EXERCISE REQUIREMENTS: Which lines in the records below contain the word "title"? Copy each one out.

PROVIDED INFORMATION:

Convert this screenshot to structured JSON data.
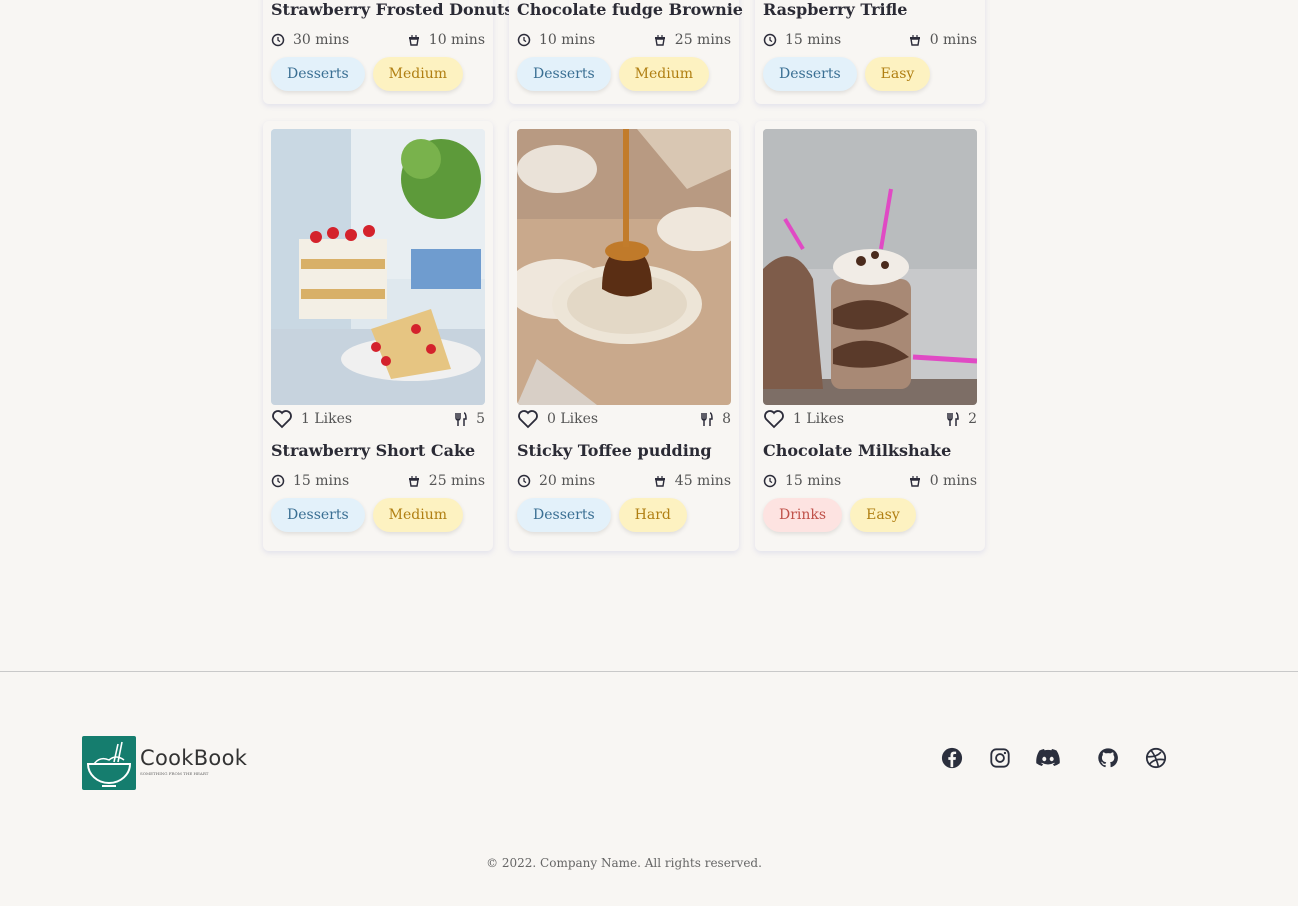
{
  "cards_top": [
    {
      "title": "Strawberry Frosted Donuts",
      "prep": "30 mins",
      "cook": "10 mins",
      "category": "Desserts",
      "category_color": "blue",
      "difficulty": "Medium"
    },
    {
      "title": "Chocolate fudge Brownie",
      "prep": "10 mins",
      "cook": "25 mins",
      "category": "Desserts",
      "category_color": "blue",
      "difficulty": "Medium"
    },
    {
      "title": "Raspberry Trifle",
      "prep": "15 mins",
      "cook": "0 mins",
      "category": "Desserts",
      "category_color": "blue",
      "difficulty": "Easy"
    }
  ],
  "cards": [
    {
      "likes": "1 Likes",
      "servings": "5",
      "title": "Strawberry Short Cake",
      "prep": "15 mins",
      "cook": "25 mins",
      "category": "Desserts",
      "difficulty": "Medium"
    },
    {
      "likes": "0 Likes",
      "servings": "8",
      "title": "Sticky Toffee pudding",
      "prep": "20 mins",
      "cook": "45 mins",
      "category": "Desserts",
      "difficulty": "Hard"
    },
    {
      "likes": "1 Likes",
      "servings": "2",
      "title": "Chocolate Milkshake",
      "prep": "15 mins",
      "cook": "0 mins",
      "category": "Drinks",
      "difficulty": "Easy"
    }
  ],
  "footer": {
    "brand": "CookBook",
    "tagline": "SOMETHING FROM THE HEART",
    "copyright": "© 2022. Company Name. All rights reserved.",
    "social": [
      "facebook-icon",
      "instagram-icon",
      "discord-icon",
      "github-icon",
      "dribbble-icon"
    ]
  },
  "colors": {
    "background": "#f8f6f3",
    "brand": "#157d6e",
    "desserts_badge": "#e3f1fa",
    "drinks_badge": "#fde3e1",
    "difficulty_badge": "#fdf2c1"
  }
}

==

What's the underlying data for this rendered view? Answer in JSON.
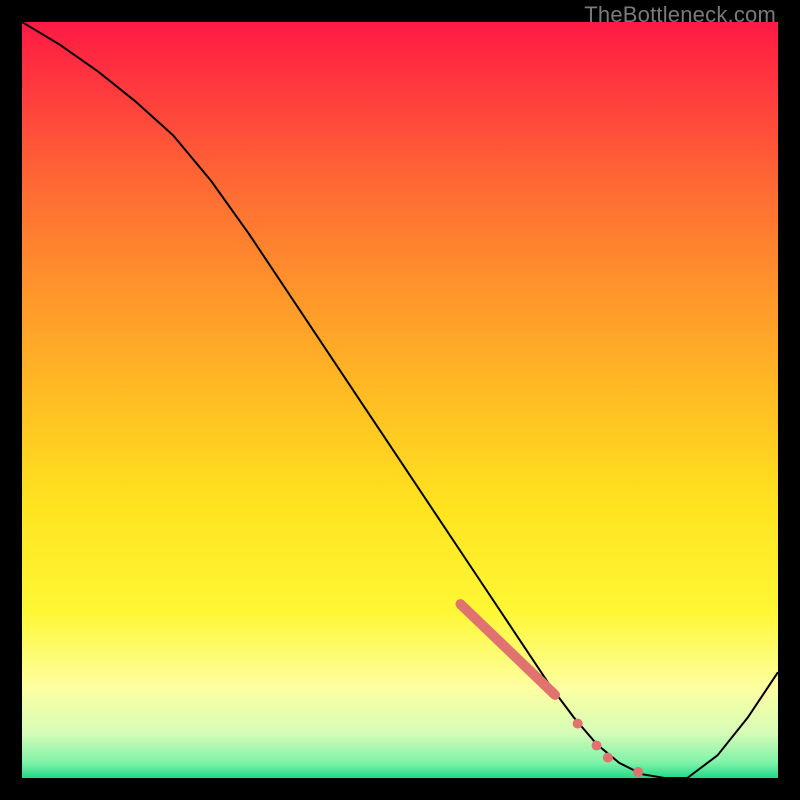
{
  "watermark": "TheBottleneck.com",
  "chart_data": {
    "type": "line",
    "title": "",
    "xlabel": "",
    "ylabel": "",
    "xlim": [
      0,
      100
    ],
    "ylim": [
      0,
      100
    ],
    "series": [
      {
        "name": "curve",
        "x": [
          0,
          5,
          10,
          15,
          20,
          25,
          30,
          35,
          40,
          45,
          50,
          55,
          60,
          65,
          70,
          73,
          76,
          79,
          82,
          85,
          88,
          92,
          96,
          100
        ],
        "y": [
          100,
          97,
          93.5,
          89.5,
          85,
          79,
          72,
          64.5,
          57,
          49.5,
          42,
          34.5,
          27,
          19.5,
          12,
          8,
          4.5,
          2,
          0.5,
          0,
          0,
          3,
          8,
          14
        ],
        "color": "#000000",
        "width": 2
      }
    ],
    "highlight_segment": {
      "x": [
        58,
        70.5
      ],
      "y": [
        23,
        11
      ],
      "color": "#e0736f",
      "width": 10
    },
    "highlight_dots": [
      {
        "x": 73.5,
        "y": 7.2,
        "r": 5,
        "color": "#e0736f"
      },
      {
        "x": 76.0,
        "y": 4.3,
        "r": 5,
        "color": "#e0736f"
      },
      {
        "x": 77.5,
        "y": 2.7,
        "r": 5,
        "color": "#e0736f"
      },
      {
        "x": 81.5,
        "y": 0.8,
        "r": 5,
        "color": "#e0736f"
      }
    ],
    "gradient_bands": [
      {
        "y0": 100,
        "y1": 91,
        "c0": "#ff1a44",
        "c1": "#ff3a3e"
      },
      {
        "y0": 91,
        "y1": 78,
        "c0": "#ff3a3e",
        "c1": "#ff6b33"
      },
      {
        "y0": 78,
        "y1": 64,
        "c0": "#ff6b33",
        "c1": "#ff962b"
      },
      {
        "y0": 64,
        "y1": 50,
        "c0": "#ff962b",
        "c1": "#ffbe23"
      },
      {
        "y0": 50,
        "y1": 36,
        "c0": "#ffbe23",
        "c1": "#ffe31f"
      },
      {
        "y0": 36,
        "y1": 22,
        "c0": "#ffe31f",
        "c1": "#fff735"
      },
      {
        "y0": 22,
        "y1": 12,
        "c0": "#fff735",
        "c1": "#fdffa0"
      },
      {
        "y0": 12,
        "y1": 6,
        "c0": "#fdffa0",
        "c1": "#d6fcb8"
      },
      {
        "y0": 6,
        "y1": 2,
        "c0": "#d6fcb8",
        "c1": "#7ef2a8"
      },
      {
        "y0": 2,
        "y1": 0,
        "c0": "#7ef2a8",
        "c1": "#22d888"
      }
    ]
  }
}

OUTPUT FOR THIS EXERCISE:
      "title": "Strawberry Frosted Donuts",
      "title": "Chocolate fudge Brownie",
      "title": "Raspberry Trifle",
      "title": "Strawberry Short Cake",
      "title": "Sticky Toffee pudding",
      "title": "Chocolate Milkshake",
    "title": "",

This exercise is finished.